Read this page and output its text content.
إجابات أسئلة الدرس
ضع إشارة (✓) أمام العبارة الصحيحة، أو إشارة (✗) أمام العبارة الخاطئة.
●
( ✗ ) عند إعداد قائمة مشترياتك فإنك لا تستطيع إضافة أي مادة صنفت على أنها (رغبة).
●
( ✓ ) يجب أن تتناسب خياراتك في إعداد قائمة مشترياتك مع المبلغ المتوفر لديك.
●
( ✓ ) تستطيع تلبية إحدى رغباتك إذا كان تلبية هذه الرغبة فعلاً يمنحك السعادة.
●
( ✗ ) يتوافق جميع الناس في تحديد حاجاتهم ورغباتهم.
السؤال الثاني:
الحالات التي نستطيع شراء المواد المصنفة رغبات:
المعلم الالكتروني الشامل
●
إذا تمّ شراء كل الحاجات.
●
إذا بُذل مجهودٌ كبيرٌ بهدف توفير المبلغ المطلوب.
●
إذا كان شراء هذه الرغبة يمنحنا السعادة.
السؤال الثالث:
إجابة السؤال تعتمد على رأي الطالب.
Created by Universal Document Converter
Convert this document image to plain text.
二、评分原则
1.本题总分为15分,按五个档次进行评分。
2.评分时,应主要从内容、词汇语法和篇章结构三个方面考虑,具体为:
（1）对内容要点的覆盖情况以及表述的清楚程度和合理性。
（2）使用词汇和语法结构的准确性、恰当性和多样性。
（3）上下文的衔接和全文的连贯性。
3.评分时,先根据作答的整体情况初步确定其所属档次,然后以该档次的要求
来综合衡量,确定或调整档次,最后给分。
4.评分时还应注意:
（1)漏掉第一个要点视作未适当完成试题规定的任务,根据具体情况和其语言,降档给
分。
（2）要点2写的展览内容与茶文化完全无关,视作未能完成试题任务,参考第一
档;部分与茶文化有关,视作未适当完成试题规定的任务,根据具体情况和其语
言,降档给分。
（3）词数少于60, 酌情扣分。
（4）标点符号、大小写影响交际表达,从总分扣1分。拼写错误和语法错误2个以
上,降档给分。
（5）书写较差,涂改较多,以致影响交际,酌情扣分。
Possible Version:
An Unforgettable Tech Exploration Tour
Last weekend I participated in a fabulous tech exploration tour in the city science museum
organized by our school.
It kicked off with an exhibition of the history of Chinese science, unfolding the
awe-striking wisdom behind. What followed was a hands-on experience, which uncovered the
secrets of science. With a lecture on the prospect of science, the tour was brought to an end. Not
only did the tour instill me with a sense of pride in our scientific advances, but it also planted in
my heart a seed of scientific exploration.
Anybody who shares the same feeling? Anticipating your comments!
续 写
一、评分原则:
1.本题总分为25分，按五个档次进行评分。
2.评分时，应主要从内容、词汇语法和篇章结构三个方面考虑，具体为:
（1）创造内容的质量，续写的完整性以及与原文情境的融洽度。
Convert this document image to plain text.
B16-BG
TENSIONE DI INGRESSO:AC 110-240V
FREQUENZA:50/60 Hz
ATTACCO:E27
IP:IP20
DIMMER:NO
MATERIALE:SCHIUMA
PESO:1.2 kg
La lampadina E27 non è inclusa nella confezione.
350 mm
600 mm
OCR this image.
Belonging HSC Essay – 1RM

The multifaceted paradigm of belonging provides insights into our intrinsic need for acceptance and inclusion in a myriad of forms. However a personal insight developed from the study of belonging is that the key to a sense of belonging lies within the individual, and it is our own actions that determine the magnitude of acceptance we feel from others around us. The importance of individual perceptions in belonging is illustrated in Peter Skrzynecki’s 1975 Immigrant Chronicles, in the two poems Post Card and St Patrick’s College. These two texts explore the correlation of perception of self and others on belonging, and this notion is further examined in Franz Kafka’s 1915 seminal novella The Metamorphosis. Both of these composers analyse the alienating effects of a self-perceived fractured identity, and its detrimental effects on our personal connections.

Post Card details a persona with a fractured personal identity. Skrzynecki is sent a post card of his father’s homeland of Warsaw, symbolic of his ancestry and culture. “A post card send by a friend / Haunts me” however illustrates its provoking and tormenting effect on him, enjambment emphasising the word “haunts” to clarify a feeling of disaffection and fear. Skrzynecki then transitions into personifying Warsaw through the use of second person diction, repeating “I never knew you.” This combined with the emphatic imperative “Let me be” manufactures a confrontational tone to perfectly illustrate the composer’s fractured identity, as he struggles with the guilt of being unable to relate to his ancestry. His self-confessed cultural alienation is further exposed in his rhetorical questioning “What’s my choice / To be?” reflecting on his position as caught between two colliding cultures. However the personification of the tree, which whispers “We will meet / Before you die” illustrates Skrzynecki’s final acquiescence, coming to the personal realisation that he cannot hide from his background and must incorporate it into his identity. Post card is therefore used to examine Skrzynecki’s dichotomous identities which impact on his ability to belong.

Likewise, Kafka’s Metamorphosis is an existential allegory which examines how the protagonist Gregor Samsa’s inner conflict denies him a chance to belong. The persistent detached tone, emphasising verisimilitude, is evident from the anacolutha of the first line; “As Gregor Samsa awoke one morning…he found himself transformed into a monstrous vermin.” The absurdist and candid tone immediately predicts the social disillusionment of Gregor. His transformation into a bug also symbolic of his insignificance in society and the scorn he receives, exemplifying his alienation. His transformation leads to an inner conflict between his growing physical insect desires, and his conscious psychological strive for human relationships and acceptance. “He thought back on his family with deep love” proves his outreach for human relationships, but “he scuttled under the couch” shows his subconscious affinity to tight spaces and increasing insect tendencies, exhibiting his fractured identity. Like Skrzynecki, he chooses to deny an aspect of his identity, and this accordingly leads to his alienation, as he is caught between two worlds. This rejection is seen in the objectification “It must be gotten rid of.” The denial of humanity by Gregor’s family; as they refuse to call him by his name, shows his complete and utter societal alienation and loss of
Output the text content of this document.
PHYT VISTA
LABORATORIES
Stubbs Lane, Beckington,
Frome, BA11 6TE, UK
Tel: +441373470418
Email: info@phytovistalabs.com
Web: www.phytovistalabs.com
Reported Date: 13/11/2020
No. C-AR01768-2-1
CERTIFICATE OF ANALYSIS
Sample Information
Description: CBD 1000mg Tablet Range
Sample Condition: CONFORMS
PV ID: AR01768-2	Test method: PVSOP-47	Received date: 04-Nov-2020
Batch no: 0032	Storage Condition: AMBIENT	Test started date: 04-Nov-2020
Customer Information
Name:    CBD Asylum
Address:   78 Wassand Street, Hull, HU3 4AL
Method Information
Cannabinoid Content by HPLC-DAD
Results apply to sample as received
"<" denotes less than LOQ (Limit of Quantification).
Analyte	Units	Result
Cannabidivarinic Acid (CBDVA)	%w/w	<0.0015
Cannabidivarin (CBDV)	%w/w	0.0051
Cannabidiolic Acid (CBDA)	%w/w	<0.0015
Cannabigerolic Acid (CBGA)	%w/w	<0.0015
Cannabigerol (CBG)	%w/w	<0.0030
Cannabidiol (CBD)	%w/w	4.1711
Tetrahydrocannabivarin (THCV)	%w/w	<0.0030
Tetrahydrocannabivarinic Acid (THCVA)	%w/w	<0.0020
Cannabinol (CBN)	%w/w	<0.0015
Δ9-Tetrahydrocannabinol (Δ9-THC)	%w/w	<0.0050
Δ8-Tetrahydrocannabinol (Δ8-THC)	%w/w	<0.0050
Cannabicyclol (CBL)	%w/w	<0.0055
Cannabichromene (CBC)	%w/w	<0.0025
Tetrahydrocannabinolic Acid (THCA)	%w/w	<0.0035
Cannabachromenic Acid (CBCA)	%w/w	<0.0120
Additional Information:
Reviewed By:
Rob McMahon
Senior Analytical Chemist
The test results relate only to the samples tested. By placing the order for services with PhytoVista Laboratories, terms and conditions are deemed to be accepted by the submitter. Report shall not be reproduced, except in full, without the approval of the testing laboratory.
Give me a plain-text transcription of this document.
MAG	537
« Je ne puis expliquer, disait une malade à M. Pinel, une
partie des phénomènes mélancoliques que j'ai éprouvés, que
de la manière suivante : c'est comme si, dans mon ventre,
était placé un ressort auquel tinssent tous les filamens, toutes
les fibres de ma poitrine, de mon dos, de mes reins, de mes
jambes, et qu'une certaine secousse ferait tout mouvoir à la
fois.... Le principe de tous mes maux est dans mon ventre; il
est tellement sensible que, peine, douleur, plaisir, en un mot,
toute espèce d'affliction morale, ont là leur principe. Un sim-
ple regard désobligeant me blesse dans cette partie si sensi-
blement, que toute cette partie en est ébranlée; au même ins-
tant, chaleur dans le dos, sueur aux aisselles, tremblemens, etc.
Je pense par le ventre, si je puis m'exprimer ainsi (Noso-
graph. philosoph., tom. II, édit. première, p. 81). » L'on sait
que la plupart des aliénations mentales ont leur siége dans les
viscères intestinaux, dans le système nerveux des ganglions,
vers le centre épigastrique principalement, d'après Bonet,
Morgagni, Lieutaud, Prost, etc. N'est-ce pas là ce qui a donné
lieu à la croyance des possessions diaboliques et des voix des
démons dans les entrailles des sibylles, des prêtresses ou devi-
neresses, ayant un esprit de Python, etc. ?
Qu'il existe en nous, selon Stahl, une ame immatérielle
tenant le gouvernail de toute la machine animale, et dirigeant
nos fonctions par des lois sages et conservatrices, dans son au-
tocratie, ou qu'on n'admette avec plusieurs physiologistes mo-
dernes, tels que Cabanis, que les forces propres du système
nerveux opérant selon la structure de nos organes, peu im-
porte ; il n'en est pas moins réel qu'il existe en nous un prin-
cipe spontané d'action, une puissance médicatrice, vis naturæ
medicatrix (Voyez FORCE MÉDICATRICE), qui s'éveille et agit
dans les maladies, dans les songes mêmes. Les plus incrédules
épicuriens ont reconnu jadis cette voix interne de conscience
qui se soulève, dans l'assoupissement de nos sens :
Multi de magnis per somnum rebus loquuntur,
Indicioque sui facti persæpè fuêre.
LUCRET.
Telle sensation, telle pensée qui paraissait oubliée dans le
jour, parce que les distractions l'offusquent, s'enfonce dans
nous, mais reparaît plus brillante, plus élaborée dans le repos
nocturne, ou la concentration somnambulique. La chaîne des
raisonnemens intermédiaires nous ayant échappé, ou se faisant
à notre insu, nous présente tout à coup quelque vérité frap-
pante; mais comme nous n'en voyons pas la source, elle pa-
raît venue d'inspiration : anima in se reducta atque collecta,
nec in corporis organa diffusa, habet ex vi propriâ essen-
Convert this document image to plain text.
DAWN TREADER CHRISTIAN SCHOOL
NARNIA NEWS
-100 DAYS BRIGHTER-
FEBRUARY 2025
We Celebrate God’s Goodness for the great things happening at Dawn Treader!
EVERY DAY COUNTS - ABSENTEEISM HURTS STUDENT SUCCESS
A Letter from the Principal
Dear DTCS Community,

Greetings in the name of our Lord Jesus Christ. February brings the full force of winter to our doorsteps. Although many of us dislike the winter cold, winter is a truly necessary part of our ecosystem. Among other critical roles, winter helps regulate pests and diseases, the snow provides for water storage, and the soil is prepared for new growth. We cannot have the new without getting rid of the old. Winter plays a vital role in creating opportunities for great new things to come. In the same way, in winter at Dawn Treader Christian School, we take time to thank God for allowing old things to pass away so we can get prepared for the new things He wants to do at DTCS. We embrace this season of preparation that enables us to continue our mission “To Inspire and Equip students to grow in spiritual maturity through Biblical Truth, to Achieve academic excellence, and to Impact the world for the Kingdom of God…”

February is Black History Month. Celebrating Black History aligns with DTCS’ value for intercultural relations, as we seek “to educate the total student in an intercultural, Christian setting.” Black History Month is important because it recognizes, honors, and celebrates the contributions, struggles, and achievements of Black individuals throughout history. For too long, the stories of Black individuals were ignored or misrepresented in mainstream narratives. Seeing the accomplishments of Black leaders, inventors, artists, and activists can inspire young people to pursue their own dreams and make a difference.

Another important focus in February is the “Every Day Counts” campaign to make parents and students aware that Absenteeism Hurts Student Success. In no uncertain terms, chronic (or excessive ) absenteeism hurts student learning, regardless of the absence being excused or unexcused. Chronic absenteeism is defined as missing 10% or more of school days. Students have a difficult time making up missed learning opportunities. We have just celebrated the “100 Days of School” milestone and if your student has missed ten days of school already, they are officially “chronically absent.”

- _Problem details_
Among the lines above, determine how many hold the word "قائمة"; report the figure alone.

- _Task output_
2